- INSTRUCTIONS FOR THE TASK
Copy each line in which the string "this" occurs.

- RECORDS TO PROCESS
..........
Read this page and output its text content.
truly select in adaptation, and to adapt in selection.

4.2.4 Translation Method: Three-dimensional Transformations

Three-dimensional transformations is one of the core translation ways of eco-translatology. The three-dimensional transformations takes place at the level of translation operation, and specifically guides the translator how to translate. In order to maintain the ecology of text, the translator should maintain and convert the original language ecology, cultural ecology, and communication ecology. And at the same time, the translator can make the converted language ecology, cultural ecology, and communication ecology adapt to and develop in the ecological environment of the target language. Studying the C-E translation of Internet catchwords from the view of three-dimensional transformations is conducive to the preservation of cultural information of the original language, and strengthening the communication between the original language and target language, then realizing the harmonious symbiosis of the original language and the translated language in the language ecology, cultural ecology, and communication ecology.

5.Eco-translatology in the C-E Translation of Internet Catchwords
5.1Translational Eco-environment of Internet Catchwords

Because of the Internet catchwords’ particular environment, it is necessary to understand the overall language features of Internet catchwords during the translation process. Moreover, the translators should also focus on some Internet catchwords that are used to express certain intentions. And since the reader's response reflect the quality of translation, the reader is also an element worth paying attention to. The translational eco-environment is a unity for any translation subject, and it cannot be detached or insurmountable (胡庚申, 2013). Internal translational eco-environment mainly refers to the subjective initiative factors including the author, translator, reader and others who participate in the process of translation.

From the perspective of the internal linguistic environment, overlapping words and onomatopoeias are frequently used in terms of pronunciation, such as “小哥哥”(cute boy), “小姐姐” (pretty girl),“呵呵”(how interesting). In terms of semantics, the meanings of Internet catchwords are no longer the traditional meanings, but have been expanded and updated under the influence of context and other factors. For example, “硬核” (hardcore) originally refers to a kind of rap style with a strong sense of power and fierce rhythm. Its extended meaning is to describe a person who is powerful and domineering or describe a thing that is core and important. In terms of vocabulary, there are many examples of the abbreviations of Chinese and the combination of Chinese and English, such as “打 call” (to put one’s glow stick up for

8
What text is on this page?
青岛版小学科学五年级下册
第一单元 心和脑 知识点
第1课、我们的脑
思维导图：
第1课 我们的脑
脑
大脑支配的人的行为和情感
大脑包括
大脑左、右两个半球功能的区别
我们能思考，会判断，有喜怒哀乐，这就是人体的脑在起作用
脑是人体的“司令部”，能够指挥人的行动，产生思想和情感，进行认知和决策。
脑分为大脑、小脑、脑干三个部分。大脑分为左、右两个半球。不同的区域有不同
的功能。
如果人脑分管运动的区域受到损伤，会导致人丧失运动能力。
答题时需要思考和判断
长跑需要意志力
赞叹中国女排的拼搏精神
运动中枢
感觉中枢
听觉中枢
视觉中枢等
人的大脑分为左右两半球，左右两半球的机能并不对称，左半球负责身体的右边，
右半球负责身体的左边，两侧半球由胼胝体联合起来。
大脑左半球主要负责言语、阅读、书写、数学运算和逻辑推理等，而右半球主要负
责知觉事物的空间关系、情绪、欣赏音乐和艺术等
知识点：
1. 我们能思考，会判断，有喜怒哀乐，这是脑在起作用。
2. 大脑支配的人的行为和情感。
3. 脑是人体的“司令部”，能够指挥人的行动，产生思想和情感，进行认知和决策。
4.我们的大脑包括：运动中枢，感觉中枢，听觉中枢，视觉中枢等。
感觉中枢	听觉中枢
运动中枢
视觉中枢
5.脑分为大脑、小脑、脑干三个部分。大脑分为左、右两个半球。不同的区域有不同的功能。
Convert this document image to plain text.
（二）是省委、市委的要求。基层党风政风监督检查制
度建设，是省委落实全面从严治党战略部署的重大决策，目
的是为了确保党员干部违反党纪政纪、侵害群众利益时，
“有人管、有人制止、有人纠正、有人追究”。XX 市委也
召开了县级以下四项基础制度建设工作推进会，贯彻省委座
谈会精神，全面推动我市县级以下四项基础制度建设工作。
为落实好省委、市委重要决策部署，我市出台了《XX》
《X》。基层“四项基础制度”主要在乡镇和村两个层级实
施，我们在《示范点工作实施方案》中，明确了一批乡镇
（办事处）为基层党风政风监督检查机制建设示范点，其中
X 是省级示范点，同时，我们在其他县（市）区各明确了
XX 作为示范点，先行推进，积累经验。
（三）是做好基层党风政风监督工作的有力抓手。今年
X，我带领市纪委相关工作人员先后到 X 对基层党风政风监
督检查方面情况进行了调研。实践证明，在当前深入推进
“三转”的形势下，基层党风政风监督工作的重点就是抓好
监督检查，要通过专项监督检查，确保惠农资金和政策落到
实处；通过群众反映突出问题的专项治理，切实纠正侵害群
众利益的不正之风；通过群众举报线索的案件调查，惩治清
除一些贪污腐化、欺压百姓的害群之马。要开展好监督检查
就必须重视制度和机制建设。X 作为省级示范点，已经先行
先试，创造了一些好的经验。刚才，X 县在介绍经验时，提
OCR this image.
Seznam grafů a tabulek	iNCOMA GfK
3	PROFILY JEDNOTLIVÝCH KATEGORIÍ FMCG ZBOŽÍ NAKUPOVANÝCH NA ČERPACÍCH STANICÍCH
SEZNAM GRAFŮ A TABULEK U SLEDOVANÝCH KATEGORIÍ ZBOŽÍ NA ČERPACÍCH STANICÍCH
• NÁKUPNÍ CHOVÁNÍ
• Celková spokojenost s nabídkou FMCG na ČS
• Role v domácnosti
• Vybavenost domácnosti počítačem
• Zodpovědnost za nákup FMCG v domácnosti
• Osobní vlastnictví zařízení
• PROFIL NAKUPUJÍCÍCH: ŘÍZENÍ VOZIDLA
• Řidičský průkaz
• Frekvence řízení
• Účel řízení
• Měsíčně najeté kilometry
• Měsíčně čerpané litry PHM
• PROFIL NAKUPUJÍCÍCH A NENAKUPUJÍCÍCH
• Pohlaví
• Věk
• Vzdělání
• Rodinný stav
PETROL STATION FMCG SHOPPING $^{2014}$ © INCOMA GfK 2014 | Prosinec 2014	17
..........
- FINAL ANSWER
Read this page and output its text content.
What text is on this page?
Convert this document image to plain text.
OCR this image.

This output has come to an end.